Your goal:
Pictures do not belong in the copy. Return all of the entries exactly.

[Extracted data entries]
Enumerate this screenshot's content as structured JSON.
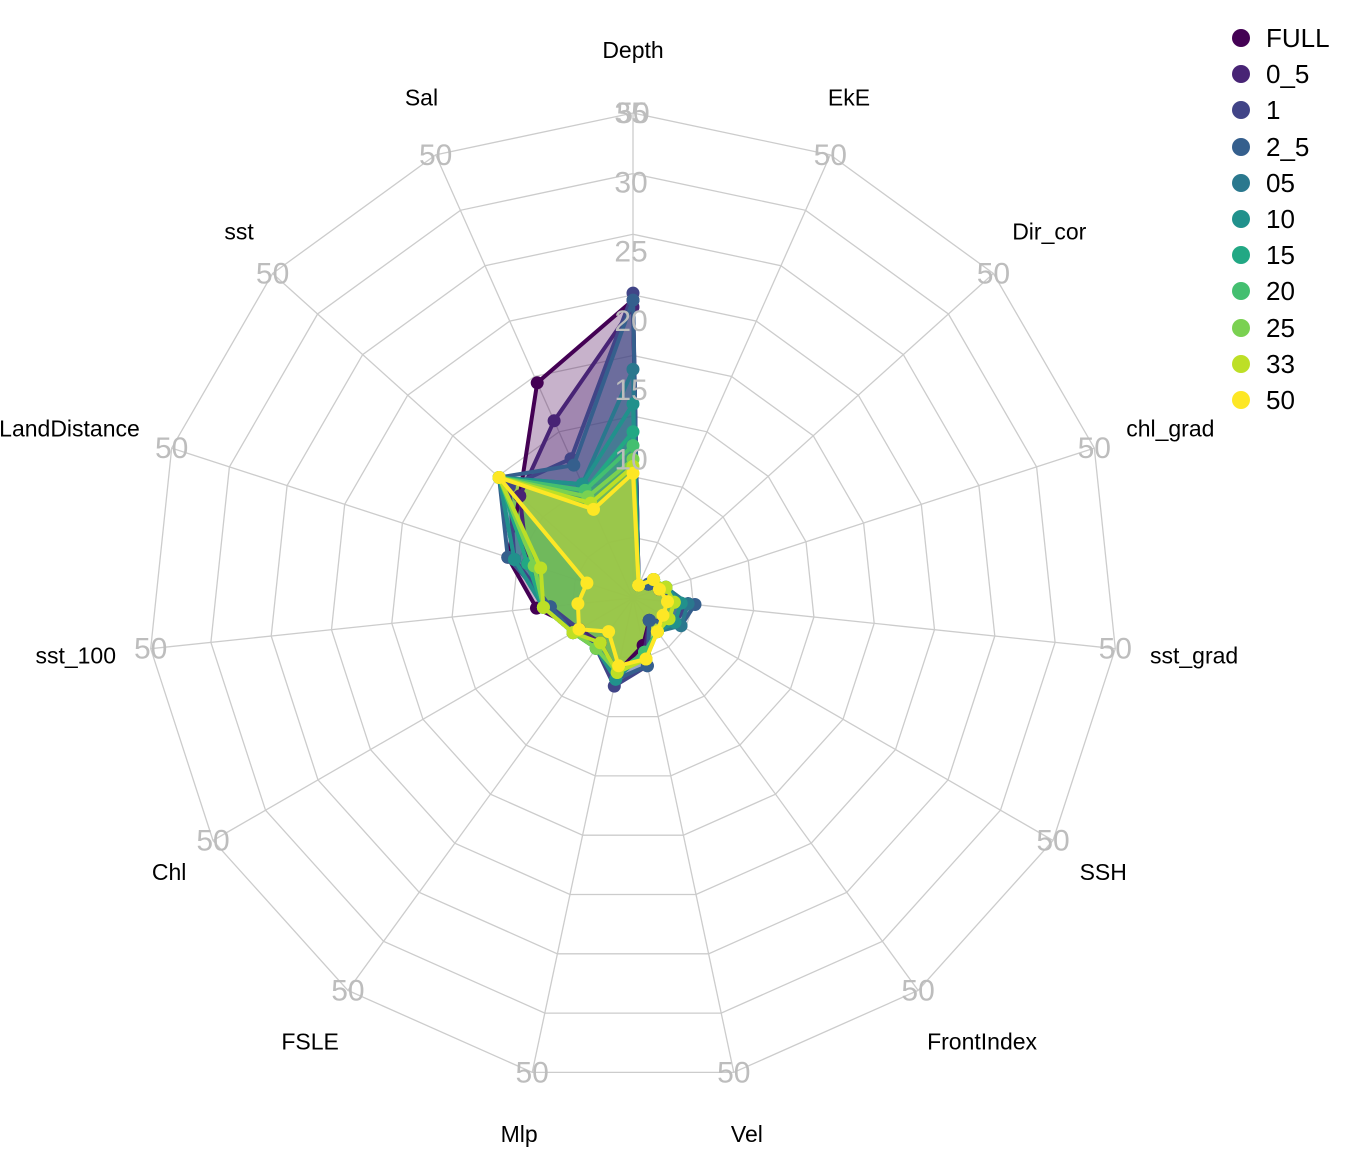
{
  "chart_data": {
    "type": "radar",
    "axes": [
      "Depth",
      "EkE",
      "Dir_cor",
      "chl_grad",
      "sst_grad",
      "SSH",
      "FrontIndex",
      "Vel",
      "Mlp",
      "FSLE",
      "Chl",
      "sst_100",
      "LandDistance",
      "sst",
      "Sal"
    ],
    "max_value": 35,
    "axis_max_label": "50",
    "radial_tick_labels": [
      "10",
      "15",
      "20",
      "25",
      "30",
      "35"
    ],
    "grid": true,
    "legend_position": "top-right",
    "series": [
      {
        "name": "FULL",
        "color": "#440154",
        "values": [
          21.5,
          1.0,
          1.5,
          2.0,
          4.0,
          3.5,
          2.0,
          3.5,
          5.5,
          4.0,
          4.5,
          7.0,
          9.5,
          11.0,
          17.0
        ]
      },
      {
        "name": "0_5",
        "color": "#482475",
        "values": [
          21.0,
          1.0,
          1.5,
          2.0,
          4.0,
          3.5,
          2.0,
          4.0,
          5.5,
          4.0,
          4.5,
          6.5,
          8.0,
          11.0,
          14.0
        ]
      },
      {
        "name": "1",
        "color": "#414487",
        "values": [
          22.0,
          1.0,
          1.5,
          2.0,
          4.0,
          3.5,
          2.0,
          5.0,
          6.5,
          4.5,
          4.5,
          6.0,
          9.0,
          12.0,
          11.0
        ]
      },
      {
        "name": "2_5",
        "color": "#355F8D",
        "values": [
          21.5,
          1.0,
          1.5,
          2.0,
          4.5,
          4.0,
          2.0,
          5.0,
          6.0,
          4.5,
          5.0,
          6.0,
          9.5,
          13.0,
          10.5
        ]
      },
      {
        "name": "05",
        "color": "#2A788E",
        "values": [
          16.5,
          1.0,
          2.0,
          2.5,
          4.0,
          4.0,
          3.0,
          4.0,
          6.0,
          4.5,
          5.0,
          6.5,
          9.0,
          13.0,
          9.0
        ]
      },
      {
        "name": "10",
        "color": "#21918C",
        "values": [
          14.0,
          1.0,
          2.0,
          2.5,
          3.5,
          3.5,
          3.0,
          4.0,
          6.0,
          4.5,
          5.0,
          6.5,
          9.0,
          13.0,
          9.0
        ]
      },
      {
        "name": "15",
        "color": "#22A884",
        "values": [
          12.0,
          1.0,
          2.0,
          2.5,
          3.0,
          3.0,
          3.0,
          4.0,
          5.5,
          4.5,
          5.0,
          6.5,
          8.0,
          13.0,
          8.5
        ]
      },
      {
        "name": "20",
        "color": "#44BF70",
        "values": [
          11.0,
          1.0,
          2.0,
          2.5,
          3.0,
          3.0,
          3.0,
          4.0,
          5.5,
          4.5,
          5.0,
          6.5,
          7.5,
          13.0,
          8.5
        ]
      },
      {
        "name": "25",
        "color": "#7AD151",
        "values": [
          10.0,
          1.0,
          2.0,
          2.5,
          3.0,
          3.0,
          3.0,
          4.5,
          5.5,
          4.5,
          5.0,
          6.5,
          7.5,
          13.0,
          8.0
        ]
      },
      {
        "name": "33",
        "color": "#BDDF26",
        "values": [
          9.5,
          1.0,
          2.0,
          2.5,
          3.0,
          3.0,
          3.0,
          4.5,
          5.5,
          4.0,
          5.0,
          6.5,
          7.0,
          13.0,
          7.5
        ]
      },
      {
        "name": "50",
        "color": "#FDE725",
        "values": [
          9.0,
          1.0,
          2.0,
          2.0,
          2.5,
          2.5,
          3.0,
          4.5,
          5.0,
          3.0,
          4.5,
          4.0,
          3.5,
          13.0,
          7.0
        ]
      }
    ]
  }
}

In response:
Enumerate this screenshot's content as structured JSON.
{
  "chart_data": {
    "type": "radar",
    "axes": [
      "Depth",
      "EkE",
      "Dir_cor",
      "chl_grad",
      "sst_grad",
      "SSH",
      "FrontIndex",
      "Vel",
      "Mlp",
      "FSLE",
      "Chl",
      "sst_100",
      "LandDistance",
      "sst",
      "Sal"
    ],
    "max_value": 35,
    "axis_max_label": "50",
    "radial_tick_labels": [
      "10",
      "15",
      "20",
      "25",
      "30",
      "35"
    ],
    "grid": true,
    "legend_position": "top-right",
    "series": [
      {
        "name": "FULL",
        "color": "#440154",
        "values": [
          21.5,
          1.0,
          1.5,
          2.0,
          4.0,
          3.5,
          2.0,
          3.5,
          5.5,
          4.0,
          4.5,
          7.0,
          9.5,
          11.0,
          17.0
        ]
      },
      {
        "name": "0_5",
        "color": "#482475",
        "values": [
          21.0,
          1.0,
          1.5,
          2.0,
          4.0,
          3.5,
          2.0,
          4.0,
          5.5,
          4.0,
          4.5,
          6.5,
          8.0,
          11.0,
          14.0
        ]
      },
      {
        "name": "1",
        "color": "#414487",
        "values": [
          22.0,
          1.0,
          1.5,
          2.0,
          4.0,
          3.5,
          2.0,
          5.0,
          6.5,
          4.5,
          4.5,
          6.0,
          9.0,
          12.0,
          11.0
        ]
      },
      {
        "name": "2_5",
        "color": "#355F8D",
        "values": [
          21.5,
          1.0,
          1.5,
          2.0,
          4.5,
          4.0,
          2.0,
          5.0,
          6.0,
          4.5,
          5.0,
          6.0,
          9.5,
          13.0,
          10.5
        ]
      },
      {
        "name": "05",
        "color": "#2A788E",
        "values": [
          16.5,
          1.0,
          2.0,
          2.5,
          4.0,
          4.0,
          3.0,
          4.0,
          6.0,
          4.5,
          5.0,
          6.5,
          9.0,
          13.0,
          9.0
        ]
      },
      {
        "name": "10",
        "color": "#21918C",
        "values": [
          14.0,
          1.0,
          2.0,
          2.5,
          3.5,
          3.5,
          3.0,
          4.0,
          6.0,
          4.5,
          5.0,
          6.5,
          9.0,
          13.0,
          9.0
        ]
      },
      {
        "name": "15",
        "color": "#22A884",
        "values": [
          12.0,
          1.0,
          2.0,
          2.5,
          3.0,
          3.0,
          3.0,
          4.0,
          5.5,
          4.5,
          5.0,
          6.5,
          8.0,
          13.0,
          8.5
        ]
      },
      {
        "name": "20",
        "color": "#44BF70",
        "values": [
          11.0,
          1.0,
          2.0,
          2.5,
          3.0,
          3.0,
          3.0,
          4.0,
          5.5,
          4.5,
          5.0,
          6.5,
          7.5,
          13.0,
          8.5
        ]
      },
      {
        "name": "25",
        "color": "#7AD151",
        "values": [
          10.0,
          1.0,
          2.0,
          2.5,
          3.0,
          3.0,
          3.0,
          4.5,
          5.5,
          4.5,
          5.0,
          6.5,
          7.5,
          13.0,
          8.0
        ]
      },
      {
        "name": "33",
        "color": "#BDDF26",
        "values": [
          9.5,
          1.0,
          2.0,
          2.5,
          3.0,
          3.0,
          3.0,
          4.5,
          5.5,
          4.0,
          5.0,
          6.5,
          7.0,
          13.0,
          7.5
        ]
      },
      {
        "name": "50",
        "color": "#FDE725",
        "values": [
          9.0,
          1.0,
          2.0,
          2.0,
          2.5,
          2.5,
          3.0,
          4.5,
          5.0,
          3.0,
          4.5,
          4.0,
          3.5,
          13.0,
          7.0
        ]
      }
    ]
  }
}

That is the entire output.